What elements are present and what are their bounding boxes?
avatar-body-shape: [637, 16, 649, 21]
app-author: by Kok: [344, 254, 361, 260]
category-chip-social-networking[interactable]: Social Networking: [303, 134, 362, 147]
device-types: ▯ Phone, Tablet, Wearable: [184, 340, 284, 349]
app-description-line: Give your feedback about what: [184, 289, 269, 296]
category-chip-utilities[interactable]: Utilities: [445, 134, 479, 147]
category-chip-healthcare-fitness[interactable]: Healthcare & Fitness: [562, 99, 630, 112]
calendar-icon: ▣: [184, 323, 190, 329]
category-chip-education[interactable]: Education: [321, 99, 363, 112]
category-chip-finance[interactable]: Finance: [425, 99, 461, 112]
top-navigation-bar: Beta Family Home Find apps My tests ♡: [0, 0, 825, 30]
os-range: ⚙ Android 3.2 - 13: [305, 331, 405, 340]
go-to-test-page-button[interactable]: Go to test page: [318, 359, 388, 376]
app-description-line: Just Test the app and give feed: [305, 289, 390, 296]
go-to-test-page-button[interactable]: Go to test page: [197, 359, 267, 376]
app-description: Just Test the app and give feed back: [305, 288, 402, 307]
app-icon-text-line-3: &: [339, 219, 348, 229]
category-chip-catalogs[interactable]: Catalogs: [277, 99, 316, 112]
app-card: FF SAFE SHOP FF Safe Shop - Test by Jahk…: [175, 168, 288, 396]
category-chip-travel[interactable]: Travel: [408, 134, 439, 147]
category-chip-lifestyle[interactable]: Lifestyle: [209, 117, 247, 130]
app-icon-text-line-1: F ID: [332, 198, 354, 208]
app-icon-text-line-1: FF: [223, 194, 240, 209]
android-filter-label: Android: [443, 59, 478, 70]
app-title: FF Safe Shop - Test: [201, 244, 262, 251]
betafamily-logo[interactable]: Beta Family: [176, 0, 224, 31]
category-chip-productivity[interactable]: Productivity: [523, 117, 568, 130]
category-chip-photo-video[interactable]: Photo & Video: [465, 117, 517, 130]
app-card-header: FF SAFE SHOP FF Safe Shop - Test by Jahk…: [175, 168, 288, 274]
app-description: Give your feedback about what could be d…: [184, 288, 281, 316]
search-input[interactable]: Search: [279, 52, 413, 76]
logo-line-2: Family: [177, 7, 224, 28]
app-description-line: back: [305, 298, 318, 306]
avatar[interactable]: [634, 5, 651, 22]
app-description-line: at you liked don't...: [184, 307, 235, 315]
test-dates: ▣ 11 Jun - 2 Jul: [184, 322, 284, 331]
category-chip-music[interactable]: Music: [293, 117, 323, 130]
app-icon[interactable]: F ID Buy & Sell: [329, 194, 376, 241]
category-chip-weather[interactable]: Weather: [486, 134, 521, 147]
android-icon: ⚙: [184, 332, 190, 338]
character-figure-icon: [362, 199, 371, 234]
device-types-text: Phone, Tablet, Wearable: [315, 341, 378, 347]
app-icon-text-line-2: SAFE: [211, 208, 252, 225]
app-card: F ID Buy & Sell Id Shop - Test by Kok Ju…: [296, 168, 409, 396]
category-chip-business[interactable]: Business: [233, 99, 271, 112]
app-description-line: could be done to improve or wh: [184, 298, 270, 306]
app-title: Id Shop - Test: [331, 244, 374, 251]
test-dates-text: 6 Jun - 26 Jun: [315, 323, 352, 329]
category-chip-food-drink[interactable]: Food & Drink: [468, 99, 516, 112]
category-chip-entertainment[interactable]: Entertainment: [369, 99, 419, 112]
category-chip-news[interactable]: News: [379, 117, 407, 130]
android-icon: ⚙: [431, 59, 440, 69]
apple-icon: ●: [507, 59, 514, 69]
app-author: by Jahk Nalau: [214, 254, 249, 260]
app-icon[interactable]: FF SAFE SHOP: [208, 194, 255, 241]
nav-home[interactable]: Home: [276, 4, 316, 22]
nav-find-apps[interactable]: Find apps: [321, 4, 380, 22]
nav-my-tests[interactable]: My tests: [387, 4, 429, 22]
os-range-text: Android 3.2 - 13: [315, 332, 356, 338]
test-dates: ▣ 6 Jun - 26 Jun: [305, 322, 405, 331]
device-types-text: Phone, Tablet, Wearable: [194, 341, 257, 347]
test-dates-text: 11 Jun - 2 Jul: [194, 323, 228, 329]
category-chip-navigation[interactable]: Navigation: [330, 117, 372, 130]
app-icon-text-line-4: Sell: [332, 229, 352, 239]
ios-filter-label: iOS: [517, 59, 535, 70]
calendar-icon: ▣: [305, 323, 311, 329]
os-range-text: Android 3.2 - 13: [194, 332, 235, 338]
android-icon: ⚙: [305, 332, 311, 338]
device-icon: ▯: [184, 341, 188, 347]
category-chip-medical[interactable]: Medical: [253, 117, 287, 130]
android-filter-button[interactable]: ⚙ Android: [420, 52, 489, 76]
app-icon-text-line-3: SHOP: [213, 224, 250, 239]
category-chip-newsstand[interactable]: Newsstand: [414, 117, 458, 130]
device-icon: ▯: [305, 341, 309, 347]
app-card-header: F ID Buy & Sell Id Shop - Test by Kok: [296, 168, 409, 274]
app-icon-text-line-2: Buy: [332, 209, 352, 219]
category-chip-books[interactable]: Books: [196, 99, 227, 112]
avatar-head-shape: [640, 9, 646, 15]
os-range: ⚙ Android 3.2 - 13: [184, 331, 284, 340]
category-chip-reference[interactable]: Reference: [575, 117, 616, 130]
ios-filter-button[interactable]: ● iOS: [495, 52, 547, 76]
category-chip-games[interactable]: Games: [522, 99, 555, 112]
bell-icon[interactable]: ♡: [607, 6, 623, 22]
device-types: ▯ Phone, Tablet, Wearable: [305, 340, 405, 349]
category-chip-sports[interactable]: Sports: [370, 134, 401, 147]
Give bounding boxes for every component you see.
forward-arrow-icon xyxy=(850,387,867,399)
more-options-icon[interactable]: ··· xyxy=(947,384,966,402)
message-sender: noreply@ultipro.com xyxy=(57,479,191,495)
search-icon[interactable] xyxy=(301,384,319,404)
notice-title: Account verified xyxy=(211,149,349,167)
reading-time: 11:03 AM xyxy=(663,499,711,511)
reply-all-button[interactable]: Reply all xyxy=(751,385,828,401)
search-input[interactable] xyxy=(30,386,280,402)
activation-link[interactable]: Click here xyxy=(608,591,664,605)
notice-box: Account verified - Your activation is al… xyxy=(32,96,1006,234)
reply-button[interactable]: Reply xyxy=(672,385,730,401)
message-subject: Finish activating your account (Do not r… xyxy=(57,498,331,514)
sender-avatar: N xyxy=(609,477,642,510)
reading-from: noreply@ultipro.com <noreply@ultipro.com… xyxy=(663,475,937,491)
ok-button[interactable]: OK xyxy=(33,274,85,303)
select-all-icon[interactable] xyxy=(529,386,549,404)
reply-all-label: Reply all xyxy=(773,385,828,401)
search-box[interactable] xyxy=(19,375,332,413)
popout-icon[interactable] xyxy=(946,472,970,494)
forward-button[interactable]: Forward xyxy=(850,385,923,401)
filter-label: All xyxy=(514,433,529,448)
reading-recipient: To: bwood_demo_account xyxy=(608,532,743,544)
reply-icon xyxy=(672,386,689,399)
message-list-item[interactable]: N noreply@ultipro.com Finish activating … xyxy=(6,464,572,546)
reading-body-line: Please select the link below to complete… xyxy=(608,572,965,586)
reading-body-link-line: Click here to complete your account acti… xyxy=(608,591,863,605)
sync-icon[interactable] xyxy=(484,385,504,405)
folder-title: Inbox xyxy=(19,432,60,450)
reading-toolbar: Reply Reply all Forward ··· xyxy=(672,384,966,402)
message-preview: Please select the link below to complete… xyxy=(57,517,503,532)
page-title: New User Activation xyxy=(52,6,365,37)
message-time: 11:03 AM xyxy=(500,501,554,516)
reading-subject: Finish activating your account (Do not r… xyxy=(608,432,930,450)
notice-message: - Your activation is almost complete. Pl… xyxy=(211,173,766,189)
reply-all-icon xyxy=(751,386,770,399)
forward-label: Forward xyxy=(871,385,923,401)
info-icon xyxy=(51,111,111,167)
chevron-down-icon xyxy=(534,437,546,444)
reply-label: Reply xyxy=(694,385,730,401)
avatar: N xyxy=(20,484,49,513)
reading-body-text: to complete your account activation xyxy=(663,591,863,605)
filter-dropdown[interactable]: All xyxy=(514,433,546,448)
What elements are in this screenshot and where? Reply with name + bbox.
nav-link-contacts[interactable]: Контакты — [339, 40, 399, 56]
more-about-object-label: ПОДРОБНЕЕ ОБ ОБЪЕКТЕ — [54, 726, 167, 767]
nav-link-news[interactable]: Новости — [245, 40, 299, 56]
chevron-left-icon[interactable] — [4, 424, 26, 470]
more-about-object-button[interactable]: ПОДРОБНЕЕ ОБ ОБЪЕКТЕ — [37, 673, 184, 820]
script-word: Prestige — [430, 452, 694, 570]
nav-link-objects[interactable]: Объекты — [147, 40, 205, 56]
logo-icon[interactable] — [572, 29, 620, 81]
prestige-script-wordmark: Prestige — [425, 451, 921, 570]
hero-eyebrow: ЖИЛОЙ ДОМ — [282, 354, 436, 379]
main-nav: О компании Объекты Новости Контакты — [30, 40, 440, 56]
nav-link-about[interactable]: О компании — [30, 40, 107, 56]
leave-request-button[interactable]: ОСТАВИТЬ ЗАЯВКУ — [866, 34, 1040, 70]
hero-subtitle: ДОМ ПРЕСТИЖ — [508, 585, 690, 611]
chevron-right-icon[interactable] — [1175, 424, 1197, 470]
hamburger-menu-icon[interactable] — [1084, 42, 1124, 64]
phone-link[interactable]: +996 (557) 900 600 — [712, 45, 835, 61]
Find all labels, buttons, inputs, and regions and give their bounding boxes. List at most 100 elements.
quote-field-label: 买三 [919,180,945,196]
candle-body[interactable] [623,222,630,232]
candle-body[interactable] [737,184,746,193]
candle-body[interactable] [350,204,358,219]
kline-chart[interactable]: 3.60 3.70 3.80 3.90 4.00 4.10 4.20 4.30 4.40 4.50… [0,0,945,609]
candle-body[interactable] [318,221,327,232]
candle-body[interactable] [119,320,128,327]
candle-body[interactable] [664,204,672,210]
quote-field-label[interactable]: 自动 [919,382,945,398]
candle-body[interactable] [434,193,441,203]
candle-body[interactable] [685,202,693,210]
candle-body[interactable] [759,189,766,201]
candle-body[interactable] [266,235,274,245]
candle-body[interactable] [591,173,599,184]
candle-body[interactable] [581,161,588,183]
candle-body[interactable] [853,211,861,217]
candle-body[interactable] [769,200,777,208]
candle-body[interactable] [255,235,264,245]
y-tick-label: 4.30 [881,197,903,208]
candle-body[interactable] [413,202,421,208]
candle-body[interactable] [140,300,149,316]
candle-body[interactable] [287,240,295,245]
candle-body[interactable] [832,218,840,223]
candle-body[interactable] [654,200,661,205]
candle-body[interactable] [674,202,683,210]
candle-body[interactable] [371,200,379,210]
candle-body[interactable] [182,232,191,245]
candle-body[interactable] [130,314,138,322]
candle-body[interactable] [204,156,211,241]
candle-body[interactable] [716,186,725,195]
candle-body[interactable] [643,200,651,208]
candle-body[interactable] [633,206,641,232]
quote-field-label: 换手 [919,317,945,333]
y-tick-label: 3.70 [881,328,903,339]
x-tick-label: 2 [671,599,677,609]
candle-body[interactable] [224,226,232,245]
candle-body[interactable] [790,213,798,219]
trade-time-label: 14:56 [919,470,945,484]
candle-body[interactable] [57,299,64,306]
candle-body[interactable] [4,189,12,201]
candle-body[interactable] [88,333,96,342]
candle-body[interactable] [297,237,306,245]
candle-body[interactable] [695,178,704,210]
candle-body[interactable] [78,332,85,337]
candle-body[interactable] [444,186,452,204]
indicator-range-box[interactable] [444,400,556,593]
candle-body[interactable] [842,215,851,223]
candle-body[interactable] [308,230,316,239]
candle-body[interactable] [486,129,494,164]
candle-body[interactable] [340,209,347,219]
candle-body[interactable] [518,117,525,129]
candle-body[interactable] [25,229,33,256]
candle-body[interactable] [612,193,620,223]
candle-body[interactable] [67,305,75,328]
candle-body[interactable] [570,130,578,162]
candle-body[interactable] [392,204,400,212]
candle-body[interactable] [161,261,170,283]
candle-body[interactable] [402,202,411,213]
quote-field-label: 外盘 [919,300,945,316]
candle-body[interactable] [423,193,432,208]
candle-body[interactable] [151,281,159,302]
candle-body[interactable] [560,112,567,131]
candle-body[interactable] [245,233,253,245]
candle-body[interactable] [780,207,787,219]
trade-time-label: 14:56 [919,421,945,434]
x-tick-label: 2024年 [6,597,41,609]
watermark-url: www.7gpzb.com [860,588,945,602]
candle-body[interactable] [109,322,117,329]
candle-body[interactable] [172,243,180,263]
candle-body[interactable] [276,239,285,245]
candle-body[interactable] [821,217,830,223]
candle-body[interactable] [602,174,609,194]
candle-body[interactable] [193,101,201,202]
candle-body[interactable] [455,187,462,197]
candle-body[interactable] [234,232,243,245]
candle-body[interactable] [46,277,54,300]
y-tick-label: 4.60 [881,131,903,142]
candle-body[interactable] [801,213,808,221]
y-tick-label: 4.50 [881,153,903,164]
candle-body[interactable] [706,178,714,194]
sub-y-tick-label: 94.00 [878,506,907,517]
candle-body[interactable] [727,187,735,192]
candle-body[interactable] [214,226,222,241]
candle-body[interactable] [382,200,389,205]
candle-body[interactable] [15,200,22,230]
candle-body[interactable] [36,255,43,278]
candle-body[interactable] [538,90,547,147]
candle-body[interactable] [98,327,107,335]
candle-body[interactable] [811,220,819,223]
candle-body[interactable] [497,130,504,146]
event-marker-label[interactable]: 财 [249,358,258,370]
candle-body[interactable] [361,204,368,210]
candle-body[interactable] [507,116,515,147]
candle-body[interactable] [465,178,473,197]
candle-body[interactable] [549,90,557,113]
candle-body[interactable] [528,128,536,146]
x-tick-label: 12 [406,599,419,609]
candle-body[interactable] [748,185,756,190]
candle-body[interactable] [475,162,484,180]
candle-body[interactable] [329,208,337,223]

━━━

Begin at the first line of the entries above and stop after the line that contains "betafamily-logo[interactable]: Beta Family: [176, 0, 224, 31]". Output those lines as a Markdown table with two columns, Row and Text, where Row holds each line's number and Text holds the line, leaving out any blank lines.

◆ Response
| Row | Text |
|---|---|
| 1 | What elements are present and what are their bounding boxes? |
| 2 | avatar-body-shape: [637, 16, 649, 21] |
| 3 | app-author: by Kok: [344, 254, 361, 260] |
| 4 | category-chip-social-networking[interactable]: Social Networking: [303, 134, 362, 147] |
| 5 | device-types: ▯ Phone, Tablet, Wearable: [184, 340, 284, 349] |
| 6 | app-description-line: Give your feedback about what: [184, 289, 269, 296] |
| 7 | category-chip-utilities[interactable]: Utilities: [445, 134, 479, 147] |
| 8 | category-chip-healthcare-fitness[interactable]: Healthcare & Fitness: [562, 99, 630, 112] |
| 9 | calendar-icon: ▣: [184, 323, 190, 329] |
| 10 | category-chip-education[interactable]: Education: [321, 99, 363, 112] |
| 11 | category-chip-finance[interactable]: Finance: [425, 99, 461, 112] |
| 12 | top-navigation-bar: Beta Family Home Find apps My tests ♡: [0, 0, 825, 30] |
| 13 | os-range: ⚙ Android 3.2 - 13: [305, 331, 405, 340] |
| 14 | go-to-test-page-button[interactable]: Go to test page: [318, 359, 388, 376] |
| 15 | app-description-line: Just Test the app and give feed: [305, 289, 390, 296] |
| 16 | go-to-test-page-button[interactable]: Go to test page: [197, 359, 267, 376] |
| 17 | app-description: Just Test the app and give feed back: [305, 288, 402, 307] |
| 18 | app-icon-text-line-3: &: [339, 219, 348, 229] |
| 19 | category-chip-catalogs[interactable]: Catalogs: [277, 99, 316, 112] |
| 20 | app-card: FF SAFE SHOP FF Safe Shop - Test by Jahk…: [175, 168, 288, 396] |
| 21 | category-chip-travel[interactable]: Travel: [408, 134, 439, 147] |
| 22 | category-chip-lifestyle[interactable]: Lifestyle: [209, 117, 247, 130] |
| 23 | app-icon-text-line-1: F ID: [332, 198, 354, 208] |
| 24 | app-icon-text-line-1: FF: [223, 194, 240, 209] |
| 25 | android-filter-label: Android: [443, 59, 478, 70] |
| 26 | app-title: FF Safe Shop - Test: [201, 244, 262, 251] |
| 27 | betafamily-logo[interactable]: Beta Family: [176, 0, 224, 31] |